| PROBLEM STATEMENT |
Repeat the entries that follow verbatim, without any of their pictures.

[Start EXTRACTED MATERIAL]

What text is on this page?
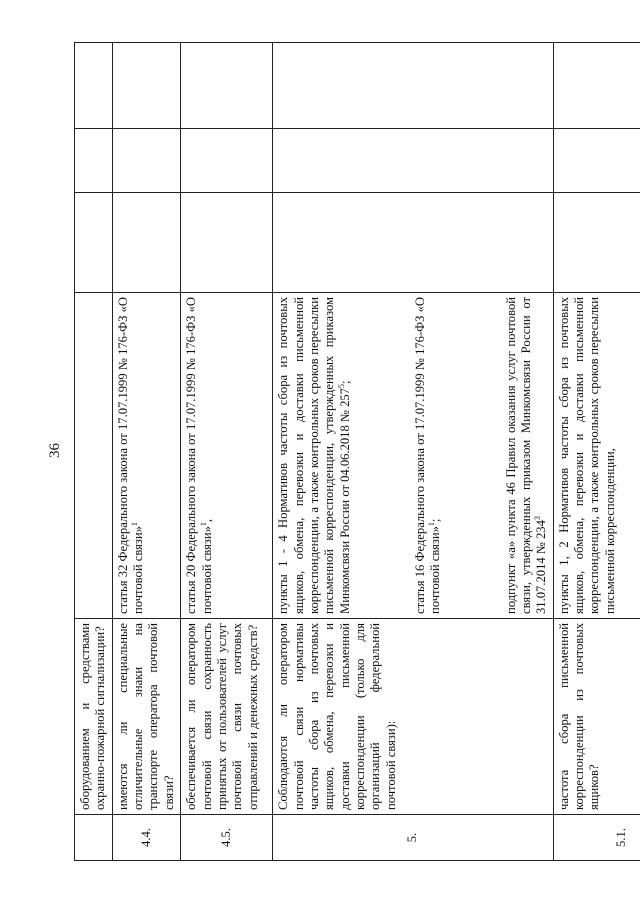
36
	оборудованием и средствами охранно-пожарной сигнализации?				
4.4.	имеются ли специальные отличительные знаки на транспорте оператора почтовой связи?	статья 32 Федерального закона от 17.07.1999 № 176-ФЗ «О почтовой связи»$^1$

4.5.	обеспечивается ли оператором почтовой связи сохранность принятых от пользователей услуг почтовой связи почтовых отправлений и денежных средств?	статья 20 Федерального закона от 17.07.1999 № 176-ФЗ «О почтовой связи»$^1$,			

5.	Соблюдаются ли оператором почтовой связи нормативы частоты сбора из почтовых ящиков, обмена, перевозки и доставки письменной корреспонденции (только для организаций федеральной почтовой связи):	пункты 1 - 4 Нормативов частоты сбора из почтовых ящиков, обмена, перевозки и доставки письменной корреспонденции, а также контрольных сроков пересылки письменной корреспонденции, утвержденных приказом Минкомсвязи России от 04.06.2018 № $257^5$; статья 16 Федерального закона от 17.07.1999 № 176-ФЗ «О почтовой связи»$^1$; подпункт «а» пункта 46 Правил оказания услуг почтовой связи, утвержденных приказом Минкомсвязи России от 31.07.2014 № $234^3$

5.1.	частота сбора письменной корреспонденции из почтовых ящиков?	пункты 1, 2 Нормативов частоты сбора из почтовых ящиков, обмена, перевозки и доставки письменной корреспонденции, а также контрольных сроков пересылки письменной корреспонденции,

[End EXTRACTED MATERIAL]

| THE SOLUTION |
What text is on this page?
36
	оборудованием и средствами охранно-пожарной сигнализации?				
4.4.	имеются ли специальные отличительные знаки на транспорте оператора почтовой связи?	статья 32 Федерального закона от 17.07.1999 № 176-ФЗ «О почтовой связи»$^1$

4.5.	обеспечивается ли оператором почтовой связи сохранность принятых от пользователей услуг почтовой связи почтовых отправлений и денежных средств?	статья 20 Федерального закона от 17.07.1999 № 176-ФЗ «О почтовой связи»$^1$,			

5.	Соблюдаются ли оператором почтовой связи нормативы частоты сбора из почтовых ящиков, обмена, перевозки и доставки письменной корреспонденции (только для организаций федеральной почтовой связи):	пункты 1 - 4 Нормативов частоты сбора из почтовых ящиков, обмена, перевозки и доставки письменной корреспонденции, а также контрольных сроков пересылки письменной корреспонденции, утвержденных приказом Минкомсвязи России от 04.06.2018 № $257^5$; статья 16 Федерального закона от 17.07.1999 № 176-ФЗ «О почтовой связи»$^1$; подпункт «а» пункта 46 Правил оказания услуг почтовой связи, утвержденных приказом Минкомсвязи России от 31.07.2014 № $234^3$

5.1.	частота сбора письменной корреспонденции из почтовых ящиков?	пункты 1, 2 Нормативов частоты сбора из почтовых ящиков, обмена, перевозки и доставки письменной корреспонденции, а также контрольных сроков пересылки письменной корреспонденции,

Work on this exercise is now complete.